**LISTED ENTRIES:**

__________________________________________________

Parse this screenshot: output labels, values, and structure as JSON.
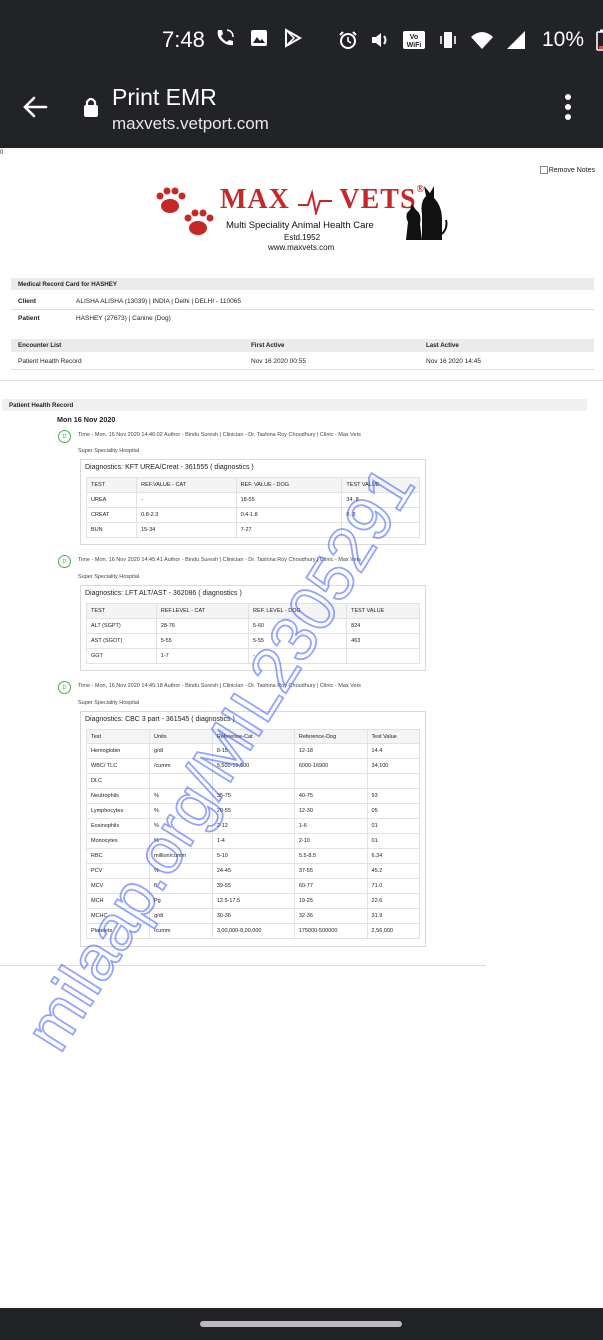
{
  "status": {
    "time": "7:48",
    "battery": "10%",
    "vowifi": "Vo\nWiFi"
  },
  "appbar": {
    "title": "Print EMR",
    "url": "maxvets.vetport.com"
  },
  "page": {
    "zero": "0",
    "remove_notes": "Remove Notes",
    "logo": {
      "brand_a": "MAX",
      "brand_b": "VETS",
      "reg": "®",
      "subtitle": "Multi Speciality Animal Health Care",
      "estd": "Estd.1952",
      "website": "www.maxvets.com"
    },
    "record": {
      "heading": "Medical Record Card for HASHEY",
      "client_label": "Client",
      "client_value": "ALISHA ALISHA (13039) | INDIA | Delhi | DELHI - 110065",
      "patient_label": "Patient",
      "patient_value": "HASHEY (27673) | Canine (Dog)"
    },
    "encounter": {
      "col1": "Encounter List",
      "col2": "First Active",
      "col3": "Last Active",
      "row_name": "Patient Health Record",
      "first": "Nov 16 2020 00:55",
      "last": "Nov 16 2020 14:45"
    },
    "phr_heading": "Patient Health Record",
    "date": "Mon 16 Nov 2020",
    "entries": [
      {
        "circle": "D",
        "meta": "Time - Mon, 16 Nov 2020 14:46:02 Author - Bindu Suresh | Clinician - Dr. Tashina Roy Choudhury | Clinic - Max Vets",
        "sub": "Super Speciality Hospital",
        "title": "Diagnostics: KFT UREA/Creat - 361555 ( diagnostics )",
        "headers": [
          "TEST",
          "REF.VALUE - CAT",
          "REF. VALUE - DOG",
          "TEST VALUE"
        ],
        "rows": [
          [
            "UREA",
            "-",
            "18-55",
            "34. 8"
          ],
          [
            "CREAT",
            "0.8-2.3",
            "0.4-1.8",
            "0. 8"
          ],
          [
            "BUN",
            "15-34",
            "7-27",
            ""
          ]
        ]
      },
      {
        "circle": "D",
        "meta": "Time - Mon, 16 Nov 2020 14:45:41 Author - Bindu Suresh | Clinician - Dr. Tashina Roy Choudhury | Clinic - Max Vets",
        "sub": "Super Speciality Hospital",
        "title": "Diagnostics: LFT ALT/AST - 362086 ( diagnostics )",
        "headers": [
          "TEST",
          "REF.LEVEL - CAT",
          "REF. LEVEL - DOG",
          "TEST VALUE"
        ],
        "rows": [
          [
            "ALT (SGPT)",
            "28-76",
            "5-60",
            "824"
          ],
          [
            "AST (SGOT)",
            "5-55",
            "5-55",
            "463"
          ],
          [
            "GGT",
            "1-7",
            "-",
            ""
          ]
        ]
      },
      {
        "circle": "D",
        "meta": "Time - Mon, 16 Nov 2020 14:45:18 Author - Bindu Suresh | Clinician - Dr. Tashina Roy Choudhury | Clinic - Max Vets",
        "sub": "Super Speciality Hospital",
        "title": "Diagnostics: CBC 3 part - 361545 ( diagnostics )",
        "headers": [
          "Test",
          "Units",
          "Reference-Cat",
          "Reference-Dog",
          "Test Value"
        ],
        "rows": [
          [
            "Hemoglobin",
            "g/dl",
            "8-15",
            "12-18",
            "14.4"
          ],
          [
            "WBC/ TLC",
            "/cumm",
            "5,500-19,500",
            "6000-16900",
            "34,100"
          ],
          [
            "DLC",
            "",
            "",
            "",
            ""
          ],
          [
            "Neutrophils",
            "%",
            "35-75",
            "40-75",
            "93"
          ],
          [
            "Lymphocytes",
            "%",
            "20-55",
            "12-30",
            "05"
          ],
          [
            "Eosinophils",
            "%",
            "2-12",
            "1-6",
            "01"
          ],
          [
            "Monocytes",
            "%",
            "1-4",
            "2-10",
            "01"
          ],
          [
            "RBC",
            "million/cumm",
            "5-10",
            "5.5-8.5",
            "6.34"
          ],
          [
            "PCV",
            "%",
            "24-45",
            "37-55",
            "45.2"
          ],
          [
            "MCV",
            "fl",
            "39-55",
            "60-77",
            "71.0"
          ],
          [
            "MCH",
            "Pg",
            "12.5-17.5",
            "19-25",
            "22.6"
          ],
          [
            "MCHC",
            "g/dl",
            "30-36",
            "32-36",
            "31.9"
          ],
          [
            "Platelets",
            "/cumm",
            "3,00,000-8,00,000",
            "175000-500000",
            "2,56,000"
          ]
        ]
      }
    ]
  },
  "watermark": "milaap.org/MIL2305291",
  "colors": {
    "bar": "#222326",
    "brand_red": "#c62828",
    "badge_green": "#4caf50",
    "watermark": "#3d5afe"
  }
}
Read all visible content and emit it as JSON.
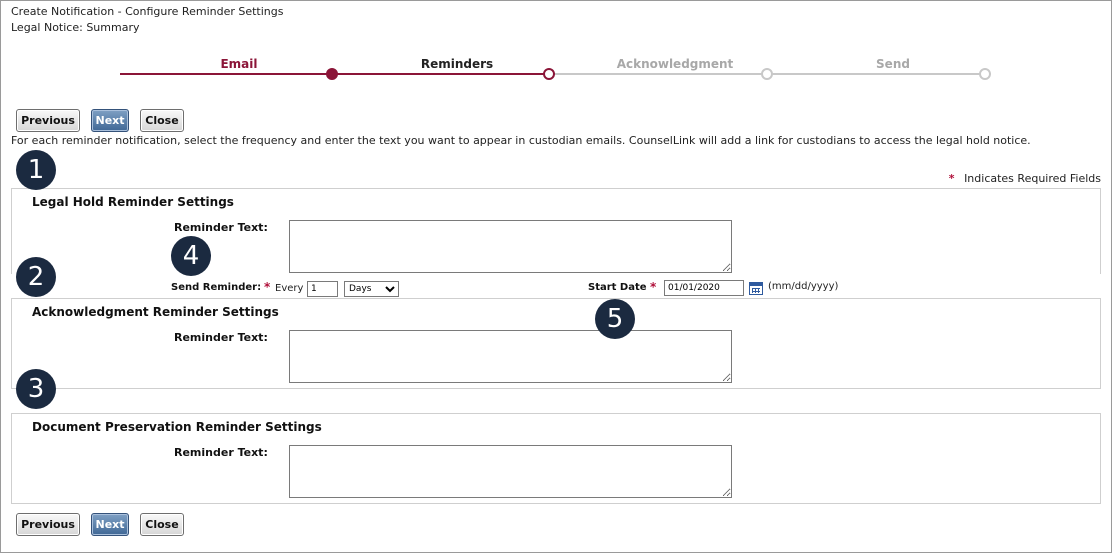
{
  "header": {
    "title": "Create Notification - Configure Reminder Settings",
    "subtitle": "Legal Notice: Summary"
  },
  "wizard": {
    "steps": [
      {
        "label": "Email",
        "state": "complete"
      },
      {
        "label": "Reminders",
        "state": "current"
      },
      {
        "label": "Acknowledgment",
        "state": "pending"
      },
      {
        "label": "Send",
        "state": "pending"
      }
    ],
    "colors": {
      "complete": "#8b1538",
      "current_text": "#222222",
      "pending": "#c8c8c8",
      "pending_text": "#a8a8a8"
    }
  },
  "toolbar": {
    "previous_label": "Previous",
    "next_label": "Next",
    "close_label": "Close"
  },
  "intro": "For each reminder notification, select the frequency and enter the text you want to appear in custodian emails. CounselLink will add a link for custodians to access the legal hold notice.",
  "required_note": {
    "symbol": "*",
    "text": "Indicates Required Fields"
  },
  "sections": {
    "legal_hold": {
      "title": "Legal Hold Reminder Settings",
      "reminder_text_label": "Reminder Text:",
      "reminder_text_value": "",
      "send_reminder_label": "Send Reminder:",
      "every_label": "Every",
      "frequency_value": "1",
      "frequency_unit": "Days",
      "start_date_label": "Start Date",
      "start_date_value": "01/01/2020",
      "date_format_hint": "(mm/dd/yyyy)"
    },
    "acknowledgment": {
      "title": "Acknowledgment Reminder Settings",
      "reminder_text_label": "Reminder Text:",
      "reminder_text_value": ""
    },
    "preservation": {
      "title": "Document Preservation Reminder Settings",
      "reminder_text_label": "Reminder Text:",
      "reminder_text_value": ""
    }
  },
  "callouts": [
    "1",
    "2",
    "3",
    "4",
    "5"
  ]
}
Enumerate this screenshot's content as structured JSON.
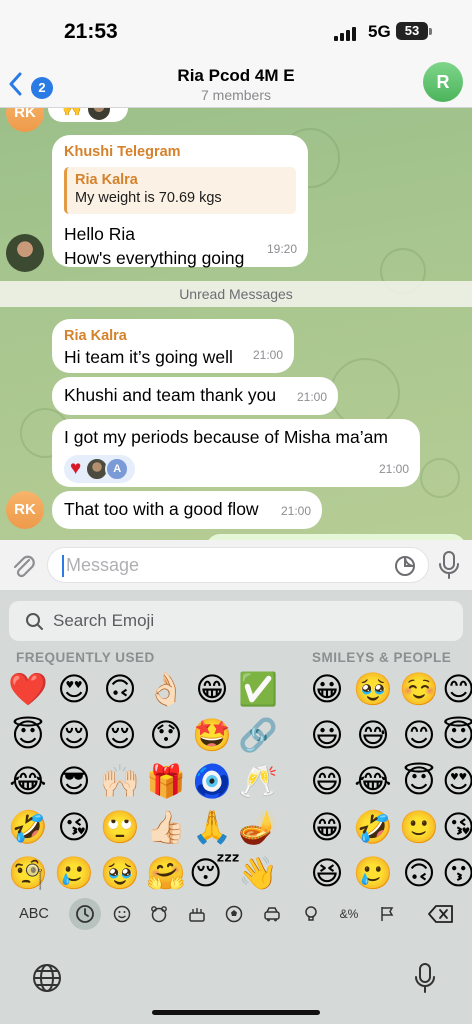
{
  "status_bar": {
    "time": "21:53",
    "network": "5G",
    "battery": "53"
  },
  "header": {
    "back_badge": "2",
    "title": "Ria Pcod 4M E",
    "subtitle": "7 members",
    "avatar_letter": "R"
  },
  "chat": {
    "messages": [
      {
        "sender": "Khushi Telegram",
        "reply_to": {
          "name": "Ria Kalra",
          "text": "My weight is 70.69 kgs"
        },
        "lines": [
          "Hello Ria",
          "How's everything going"
        ],
        "time": "19:20"
      },
      {
        "sender": "Ria Kalra",
        "text": "Hi team it’s going well",
        "time": "21:00"
      },
      {
        "text": "Khushi and team thank you",
        "time": "21:00"
      },
      {
        "text": "I got my periods because of Misha ma’am",
        "time": "21:00",
        "reaction_avatar_letter": "A"
      },
      {
        "text": "That too with a good flow",
        "time": "21:00"
      }
    ],
    "avatar_initials": "RK",
    "unread_label": "Unread Messages"
  },
  "input": {
    "placeholder": "Message"
  },
  "emoji_keyboard": {
    "search_placeholder": "Search Emoji",
    "section_frequent": "FREQUENTLY USED",
    "section_smileys": "SMILEYS & PEOPLE",
    "frequent": [
      [
        "❤️",
        "😍",
        "🙃",
        "👌🏻",
        "😁",
        "✅"
      ],
      [
        "😇",
        "😌",
        "😌",
        "😯",
        "🤩",
        "🔗"
      ],
      [
        "😂",
        "😎",
        "🙌🏻",
        "🎁",
        "🧿",
        "🥂"
      ],
      [
        "🤣",
        "😘",
        "🙄",
        "👍🏻",
        "🙏",
        "🪔"
      ],
      [
        "🧐",
        "🥲",
        "🥹",
        "🤗",
        "😴",
        "👋"
      ]
    ],
    "smileys": [
      [
        "😀",
        "🥹",
        "☺️",
        "😊"
      ],
      [
        "😃",
        "😅",
        "😊",
        "😇"
      ],
      [
        "😄",
        "😂",
        "😇",
        "😍"
      ],
      [
        "😁",
        "🤣",
        "🙂",
        "😘"
      ],
      [
        "😆",
        "🥲",
        "🙃",
        "😗"
      ]
    ],
    "abc_label": "ABC",
    "category_icons": [
      "recent-icon",
      "smiley-icon",
      "animal-icon",
      "food-icon",
      "ball-icon",
      "car-icon",
      "bulb-icon",
      "symbols-icon",
      "flag-icon"
    ]
  },
  "colors": {
    "accent": "#2a7be4",
    "sender_name": "#d5822c",
    "chat_background": "#a8c68f"
  }
}
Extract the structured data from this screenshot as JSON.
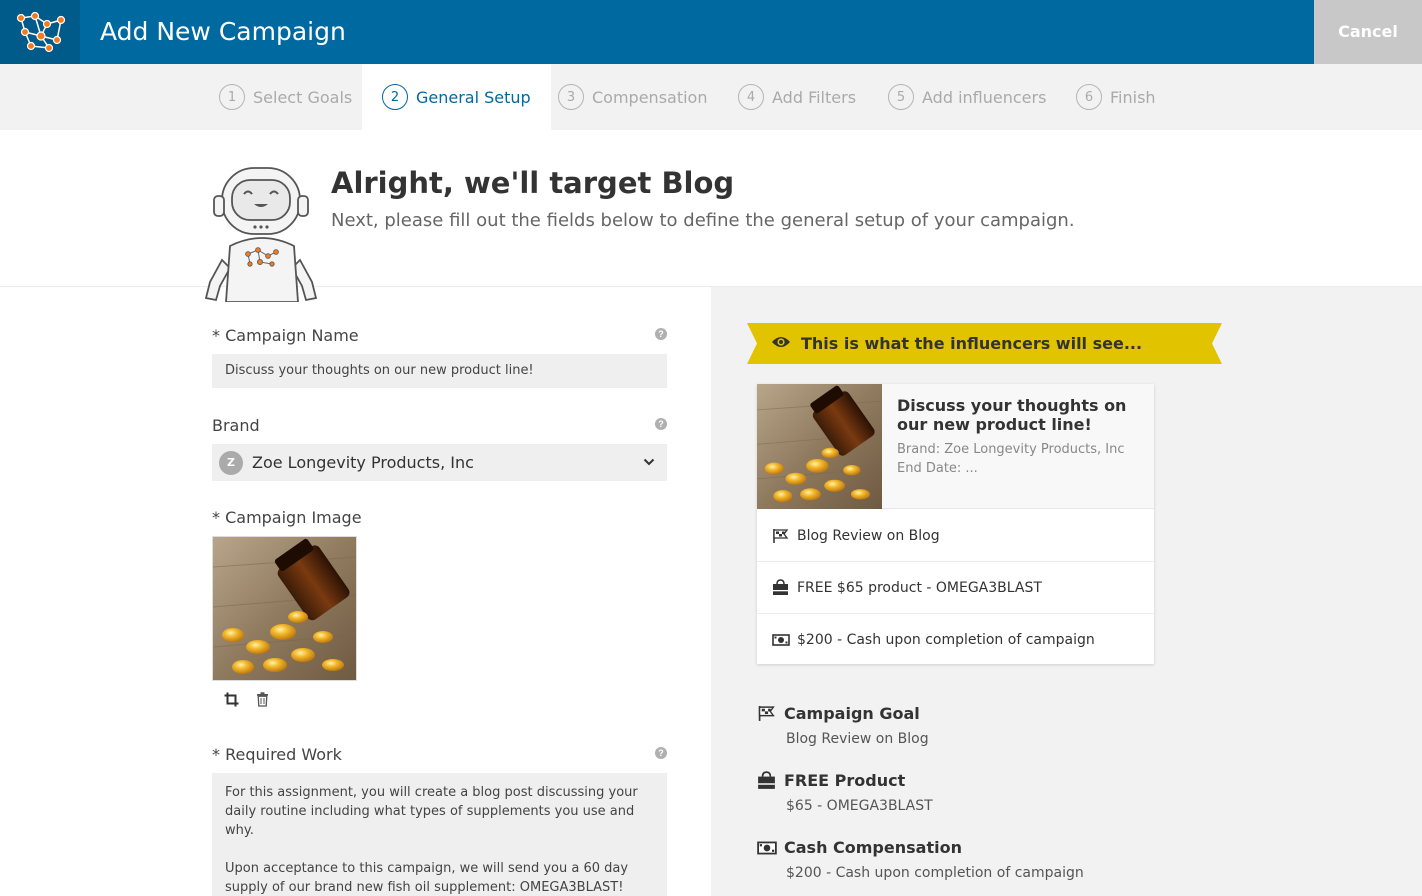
{
  "header": {
    "title": "Add New Campaign",
    "cancel_label": "Cancel"
  },
  "steps": [
    {
      "num": "1",
      "label": "Select Goals",
      "active": false
    },
    {
      "num": "2",
      "label": "General Setup",
      "active": true
    },
    {
      "num": "3",
      "label": "Compensation",
      "active": false
    },
    {
      "num": "4",
      "label": "Add Filters",
      "active": false
    },
    {
      "num": "5",
      "label": "Add influencers",
      "active": false
    },
    {
      "num": "6",
      "label": "Finish",
      "active": false
    }
  ],
  "intro": {
    "title": "Alright, we'll target Blog",
    "subtitle": "Next, please fill out the fields below to define the general setup of your campaign."
  },
  "form": {
    "campaign_name": {
      "label": "* Campaign Name",
      "value": "Discuss your thoughts on our new product line!"
    },
    "brand": {
      "label": "Brand",
      "avatar_letter": "Z",
      "value": "Zoe Longevity Products, Inc"
    },
    "campaign_image": {
      "label": "* Campaign Image"
    },
    "required_work": {
      "label": "* Required Work",
      "paragraphs": [
        "For this assignment, you will create a blog post discussing your daily routine including what types of supplements you use and why.",
        "Upon acceptance to this campaign, we will send you a 60 day supply of our brand new fish oil supplement: OMEGA3BLAST!"
      ]
    },
    "help_glyph": "?"
  },
  "preview": {
    "banner": "This is what the influencers will see...",
    "card": {
      "title": "Discuss your thoughts on our new product line!",
      "brand_line": "Brand: Zoe Longevity Products, Inc",
      "end_date_line": "End Date: ...",
      "rows": [
        {
          "icon": "flag-icon",
          "text": "Blog Review on Blog"
        },
        {
          "icon": "shopping-bag-icon",
          "text": "FREE $65 product - OMEGA3BLAST"
        },
        {
          "icon": "money-icon",
          "text": "$200 - Cash upon completion of campaign"
        }
      ]
    }
  },
  "summary": [
    {
      "icon": "flag-icon",
      "title": "Campaign Goal",
      "value": "Blog Review on Blog"
    },
    {
      "icon": "shopping-bag-icon",
      "title": "FREE Product",
      "value": "$65 - OMEGA3BLAST"
    },
    {
      "icon": "money-icon",
      "title": "Cash Compensation",
      "value": "$200 - Cash upon completion of campaign"
    }
  ],
  "colors": {
    "header_blue": "#00699f",
    "banner_yellow": "#e2c300",
    "panel_gray": "#f2f2f2"
  }
}
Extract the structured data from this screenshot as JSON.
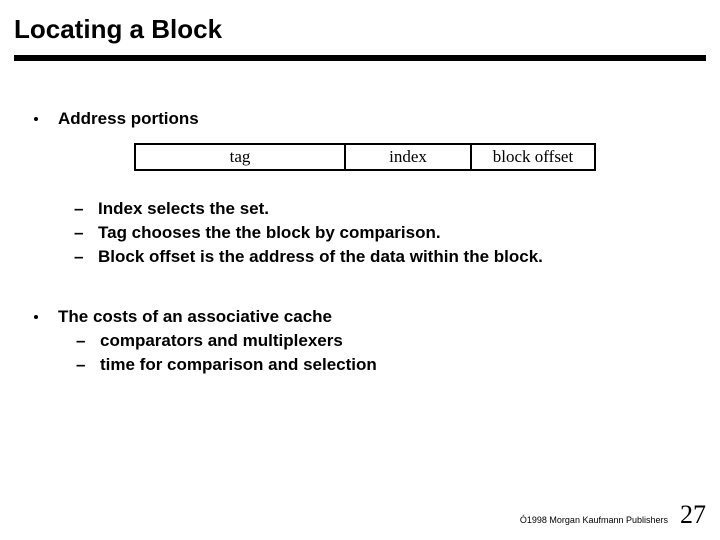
{
  "title": "Locating a Block",
  "bullet1": "Address portions",
  "table": {
    "tag": "tag",
    "index": "index",
    "offset": "block offset"
  },
  "sub1": [
    "Index selects the set.",
    "Tag chooses the the block by comparison.",
    "Block offset is the address of the data within the block."
  ],
  "bullet2": "The costs of an associative cache",
  "sub2": [
    "comparators and multiplexers",
    "time for comparison and selection"
  ],
  "footer": {
    "copyright": "Ó1998 Morgan Kaufmann Publishers",
    "page": "27"
  }
}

__________________________________________________

**EXERCISE PROMPT:** For the material, find the number of lines holding the word "JSON" and give that figure and nothing more.

**RESPONSE TO THIS EXERCISE:** 5